__EXERCISE__
In the material below, find how many lines contain the string "Electrical". Write only that number.

Stored dataset items:
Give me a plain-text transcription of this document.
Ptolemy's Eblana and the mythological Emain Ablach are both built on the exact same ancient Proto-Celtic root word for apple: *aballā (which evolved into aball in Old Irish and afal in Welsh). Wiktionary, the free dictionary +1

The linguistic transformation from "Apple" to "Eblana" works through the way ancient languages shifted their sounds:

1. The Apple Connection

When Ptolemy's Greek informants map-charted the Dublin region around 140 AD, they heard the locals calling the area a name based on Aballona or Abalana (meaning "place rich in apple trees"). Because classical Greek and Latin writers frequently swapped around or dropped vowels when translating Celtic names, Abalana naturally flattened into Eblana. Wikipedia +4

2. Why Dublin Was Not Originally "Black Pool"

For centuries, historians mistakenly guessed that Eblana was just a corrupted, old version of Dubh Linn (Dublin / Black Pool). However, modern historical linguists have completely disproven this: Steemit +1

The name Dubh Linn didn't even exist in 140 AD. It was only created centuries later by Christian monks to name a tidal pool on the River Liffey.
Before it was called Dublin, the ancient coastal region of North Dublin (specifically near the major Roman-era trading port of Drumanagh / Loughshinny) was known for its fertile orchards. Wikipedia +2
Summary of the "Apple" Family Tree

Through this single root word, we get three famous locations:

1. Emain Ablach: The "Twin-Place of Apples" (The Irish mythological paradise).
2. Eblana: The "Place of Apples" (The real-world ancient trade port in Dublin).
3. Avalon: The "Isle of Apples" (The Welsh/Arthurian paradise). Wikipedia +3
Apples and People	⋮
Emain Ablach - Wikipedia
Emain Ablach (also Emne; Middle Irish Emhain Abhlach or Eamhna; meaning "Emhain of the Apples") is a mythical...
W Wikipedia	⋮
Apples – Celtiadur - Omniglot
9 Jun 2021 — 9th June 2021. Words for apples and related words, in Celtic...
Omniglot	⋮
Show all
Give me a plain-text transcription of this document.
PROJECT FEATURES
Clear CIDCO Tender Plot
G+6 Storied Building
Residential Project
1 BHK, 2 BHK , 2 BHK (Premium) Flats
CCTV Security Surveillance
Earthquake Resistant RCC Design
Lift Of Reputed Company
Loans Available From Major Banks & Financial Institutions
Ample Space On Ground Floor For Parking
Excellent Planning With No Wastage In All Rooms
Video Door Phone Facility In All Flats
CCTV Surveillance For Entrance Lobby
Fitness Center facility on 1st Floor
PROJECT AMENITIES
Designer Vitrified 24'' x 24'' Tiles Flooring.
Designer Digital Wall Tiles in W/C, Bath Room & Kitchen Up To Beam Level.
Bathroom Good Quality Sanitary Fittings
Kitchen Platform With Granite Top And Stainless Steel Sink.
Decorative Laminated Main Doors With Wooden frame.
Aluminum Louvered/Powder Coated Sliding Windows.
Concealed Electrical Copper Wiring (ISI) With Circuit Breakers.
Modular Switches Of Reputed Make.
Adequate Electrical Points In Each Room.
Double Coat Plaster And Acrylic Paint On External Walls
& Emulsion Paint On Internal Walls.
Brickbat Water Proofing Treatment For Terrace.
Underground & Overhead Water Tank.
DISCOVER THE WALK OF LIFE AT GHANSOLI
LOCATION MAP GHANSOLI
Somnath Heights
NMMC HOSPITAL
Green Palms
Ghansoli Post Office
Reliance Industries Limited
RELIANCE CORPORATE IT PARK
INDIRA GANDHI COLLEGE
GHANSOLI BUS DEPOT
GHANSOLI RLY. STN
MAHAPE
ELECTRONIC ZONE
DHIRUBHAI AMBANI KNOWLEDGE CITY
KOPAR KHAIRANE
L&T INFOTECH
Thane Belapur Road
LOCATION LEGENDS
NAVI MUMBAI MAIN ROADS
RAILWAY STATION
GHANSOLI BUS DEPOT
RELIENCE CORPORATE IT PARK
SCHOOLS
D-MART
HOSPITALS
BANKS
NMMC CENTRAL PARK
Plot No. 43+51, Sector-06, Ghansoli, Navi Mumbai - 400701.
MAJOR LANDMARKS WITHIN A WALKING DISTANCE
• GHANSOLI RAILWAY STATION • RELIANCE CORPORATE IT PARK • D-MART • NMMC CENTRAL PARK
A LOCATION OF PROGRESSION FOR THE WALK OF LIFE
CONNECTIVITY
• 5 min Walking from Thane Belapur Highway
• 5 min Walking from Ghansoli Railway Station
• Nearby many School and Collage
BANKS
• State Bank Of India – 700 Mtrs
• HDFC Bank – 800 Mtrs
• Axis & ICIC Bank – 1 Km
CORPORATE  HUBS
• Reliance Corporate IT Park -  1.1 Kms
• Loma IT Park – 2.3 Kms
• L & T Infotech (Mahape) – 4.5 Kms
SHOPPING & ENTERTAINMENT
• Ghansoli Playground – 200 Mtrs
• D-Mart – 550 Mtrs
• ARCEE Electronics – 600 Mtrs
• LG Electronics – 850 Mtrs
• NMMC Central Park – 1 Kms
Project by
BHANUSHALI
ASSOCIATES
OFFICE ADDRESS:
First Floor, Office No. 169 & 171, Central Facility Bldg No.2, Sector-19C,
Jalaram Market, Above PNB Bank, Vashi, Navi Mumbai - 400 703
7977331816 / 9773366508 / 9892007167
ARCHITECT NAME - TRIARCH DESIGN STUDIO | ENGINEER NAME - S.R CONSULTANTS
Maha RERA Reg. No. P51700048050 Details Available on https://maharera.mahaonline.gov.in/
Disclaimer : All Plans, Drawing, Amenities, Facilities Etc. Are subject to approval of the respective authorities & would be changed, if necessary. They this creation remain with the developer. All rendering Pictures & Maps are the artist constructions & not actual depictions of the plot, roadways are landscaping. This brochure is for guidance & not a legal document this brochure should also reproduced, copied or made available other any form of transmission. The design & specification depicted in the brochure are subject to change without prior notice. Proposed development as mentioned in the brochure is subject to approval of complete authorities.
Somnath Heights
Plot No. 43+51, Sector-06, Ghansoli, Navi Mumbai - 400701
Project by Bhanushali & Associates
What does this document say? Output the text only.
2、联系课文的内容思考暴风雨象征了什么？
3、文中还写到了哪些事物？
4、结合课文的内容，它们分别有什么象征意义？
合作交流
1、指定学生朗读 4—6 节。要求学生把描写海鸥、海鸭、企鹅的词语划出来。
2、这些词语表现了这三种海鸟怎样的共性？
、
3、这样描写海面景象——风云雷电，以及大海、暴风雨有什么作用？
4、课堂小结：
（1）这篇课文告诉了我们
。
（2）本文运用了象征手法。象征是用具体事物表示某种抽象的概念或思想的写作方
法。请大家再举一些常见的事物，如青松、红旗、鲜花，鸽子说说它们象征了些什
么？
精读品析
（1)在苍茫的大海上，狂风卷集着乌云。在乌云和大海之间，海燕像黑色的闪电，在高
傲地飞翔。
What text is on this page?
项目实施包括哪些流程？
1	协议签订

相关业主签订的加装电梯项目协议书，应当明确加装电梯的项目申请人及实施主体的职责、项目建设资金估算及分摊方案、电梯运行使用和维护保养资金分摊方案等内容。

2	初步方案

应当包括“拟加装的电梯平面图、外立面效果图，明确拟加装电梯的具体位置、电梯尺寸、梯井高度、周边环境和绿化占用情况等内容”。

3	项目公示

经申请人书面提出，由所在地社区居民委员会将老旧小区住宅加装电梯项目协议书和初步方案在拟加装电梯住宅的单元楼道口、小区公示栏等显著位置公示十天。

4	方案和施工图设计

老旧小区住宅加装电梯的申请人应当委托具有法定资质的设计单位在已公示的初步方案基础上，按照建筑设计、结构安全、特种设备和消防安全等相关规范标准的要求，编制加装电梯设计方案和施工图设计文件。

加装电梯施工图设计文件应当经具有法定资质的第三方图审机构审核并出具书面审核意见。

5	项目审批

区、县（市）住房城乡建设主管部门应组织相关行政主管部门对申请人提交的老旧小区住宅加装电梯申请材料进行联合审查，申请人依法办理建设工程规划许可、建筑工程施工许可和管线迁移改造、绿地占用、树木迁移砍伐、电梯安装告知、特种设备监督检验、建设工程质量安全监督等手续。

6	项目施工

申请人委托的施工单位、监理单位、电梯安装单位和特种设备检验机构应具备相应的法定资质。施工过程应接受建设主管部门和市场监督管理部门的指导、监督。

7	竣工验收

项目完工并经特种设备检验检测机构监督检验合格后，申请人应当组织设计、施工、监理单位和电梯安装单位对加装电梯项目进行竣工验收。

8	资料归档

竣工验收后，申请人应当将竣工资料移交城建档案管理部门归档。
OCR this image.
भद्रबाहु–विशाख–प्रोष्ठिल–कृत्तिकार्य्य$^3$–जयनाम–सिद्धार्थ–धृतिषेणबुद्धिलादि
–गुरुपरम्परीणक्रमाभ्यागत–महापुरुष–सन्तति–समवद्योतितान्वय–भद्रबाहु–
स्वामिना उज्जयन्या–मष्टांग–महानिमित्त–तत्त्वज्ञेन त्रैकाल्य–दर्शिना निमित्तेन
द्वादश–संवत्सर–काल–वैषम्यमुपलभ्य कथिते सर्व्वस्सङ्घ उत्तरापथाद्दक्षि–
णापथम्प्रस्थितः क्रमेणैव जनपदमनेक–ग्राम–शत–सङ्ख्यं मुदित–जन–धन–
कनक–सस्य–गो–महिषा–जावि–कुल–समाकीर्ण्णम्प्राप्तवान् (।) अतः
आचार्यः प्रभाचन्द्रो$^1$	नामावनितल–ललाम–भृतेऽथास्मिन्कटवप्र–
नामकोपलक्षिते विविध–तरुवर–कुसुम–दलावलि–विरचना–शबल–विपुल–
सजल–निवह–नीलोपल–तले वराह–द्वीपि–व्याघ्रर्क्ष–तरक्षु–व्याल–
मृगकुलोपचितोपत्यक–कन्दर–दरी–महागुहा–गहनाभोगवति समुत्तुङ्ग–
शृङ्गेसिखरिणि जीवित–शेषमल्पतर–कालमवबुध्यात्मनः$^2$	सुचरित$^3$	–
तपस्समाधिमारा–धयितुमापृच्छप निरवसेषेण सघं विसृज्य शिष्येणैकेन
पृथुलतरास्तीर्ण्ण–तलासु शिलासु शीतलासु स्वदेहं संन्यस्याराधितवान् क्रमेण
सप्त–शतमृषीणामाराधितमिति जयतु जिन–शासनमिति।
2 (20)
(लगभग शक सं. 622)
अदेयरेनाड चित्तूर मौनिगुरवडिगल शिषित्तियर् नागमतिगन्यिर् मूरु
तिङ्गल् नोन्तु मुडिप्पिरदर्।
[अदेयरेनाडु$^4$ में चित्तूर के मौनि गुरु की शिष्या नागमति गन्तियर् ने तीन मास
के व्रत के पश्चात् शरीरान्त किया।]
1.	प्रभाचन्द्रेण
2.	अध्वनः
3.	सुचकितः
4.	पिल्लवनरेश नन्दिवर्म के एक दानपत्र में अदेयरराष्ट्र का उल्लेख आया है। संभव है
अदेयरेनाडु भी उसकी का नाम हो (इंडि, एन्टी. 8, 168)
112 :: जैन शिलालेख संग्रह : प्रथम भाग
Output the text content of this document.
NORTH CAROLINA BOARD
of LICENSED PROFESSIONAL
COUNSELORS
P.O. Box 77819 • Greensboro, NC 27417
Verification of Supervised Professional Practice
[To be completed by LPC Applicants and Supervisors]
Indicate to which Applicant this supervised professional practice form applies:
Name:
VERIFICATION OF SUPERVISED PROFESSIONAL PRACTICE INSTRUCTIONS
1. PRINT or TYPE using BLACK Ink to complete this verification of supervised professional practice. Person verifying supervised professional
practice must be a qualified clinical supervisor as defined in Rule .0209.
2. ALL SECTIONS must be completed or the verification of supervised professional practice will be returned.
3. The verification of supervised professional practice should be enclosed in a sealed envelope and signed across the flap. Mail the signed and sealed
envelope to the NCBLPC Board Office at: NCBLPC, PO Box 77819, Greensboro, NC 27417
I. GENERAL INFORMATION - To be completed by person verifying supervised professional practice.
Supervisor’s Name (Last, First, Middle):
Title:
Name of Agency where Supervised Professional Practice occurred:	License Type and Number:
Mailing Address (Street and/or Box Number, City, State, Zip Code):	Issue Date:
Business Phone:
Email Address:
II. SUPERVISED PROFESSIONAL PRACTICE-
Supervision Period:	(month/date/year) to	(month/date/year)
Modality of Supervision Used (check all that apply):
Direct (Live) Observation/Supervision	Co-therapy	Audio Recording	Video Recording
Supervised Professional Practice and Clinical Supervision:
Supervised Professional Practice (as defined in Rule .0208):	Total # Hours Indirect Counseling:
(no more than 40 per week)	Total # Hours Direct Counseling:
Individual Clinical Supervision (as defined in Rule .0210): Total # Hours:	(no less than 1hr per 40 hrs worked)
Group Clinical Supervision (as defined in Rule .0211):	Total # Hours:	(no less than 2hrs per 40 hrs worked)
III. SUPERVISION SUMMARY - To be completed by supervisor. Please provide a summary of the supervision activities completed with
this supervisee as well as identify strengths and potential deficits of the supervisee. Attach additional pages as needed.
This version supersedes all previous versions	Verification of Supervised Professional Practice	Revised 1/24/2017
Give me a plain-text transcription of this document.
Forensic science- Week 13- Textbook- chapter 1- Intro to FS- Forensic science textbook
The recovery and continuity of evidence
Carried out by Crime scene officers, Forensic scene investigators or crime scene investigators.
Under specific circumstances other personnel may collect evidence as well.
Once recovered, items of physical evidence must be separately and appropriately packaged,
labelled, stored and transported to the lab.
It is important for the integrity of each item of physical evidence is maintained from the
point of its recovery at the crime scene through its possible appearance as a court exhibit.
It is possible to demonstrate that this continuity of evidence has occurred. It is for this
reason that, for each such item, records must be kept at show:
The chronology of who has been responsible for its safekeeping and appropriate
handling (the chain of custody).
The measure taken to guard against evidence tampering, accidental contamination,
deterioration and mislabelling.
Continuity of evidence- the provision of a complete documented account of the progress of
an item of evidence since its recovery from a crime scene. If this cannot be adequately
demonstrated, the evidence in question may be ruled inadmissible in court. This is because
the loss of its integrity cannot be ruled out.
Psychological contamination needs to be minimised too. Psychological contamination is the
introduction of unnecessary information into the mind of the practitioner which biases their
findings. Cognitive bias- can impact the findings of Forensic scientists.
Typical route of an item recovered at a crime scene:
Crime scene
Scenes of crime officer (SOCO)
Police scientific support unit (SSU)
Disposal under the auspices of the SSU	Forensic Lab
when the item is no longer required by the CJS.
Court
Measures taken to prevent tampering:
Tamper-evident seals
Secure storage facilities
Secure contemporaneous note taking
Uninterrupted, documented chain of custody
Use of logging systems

__SOLUTION TO THIS EXERCISE__
2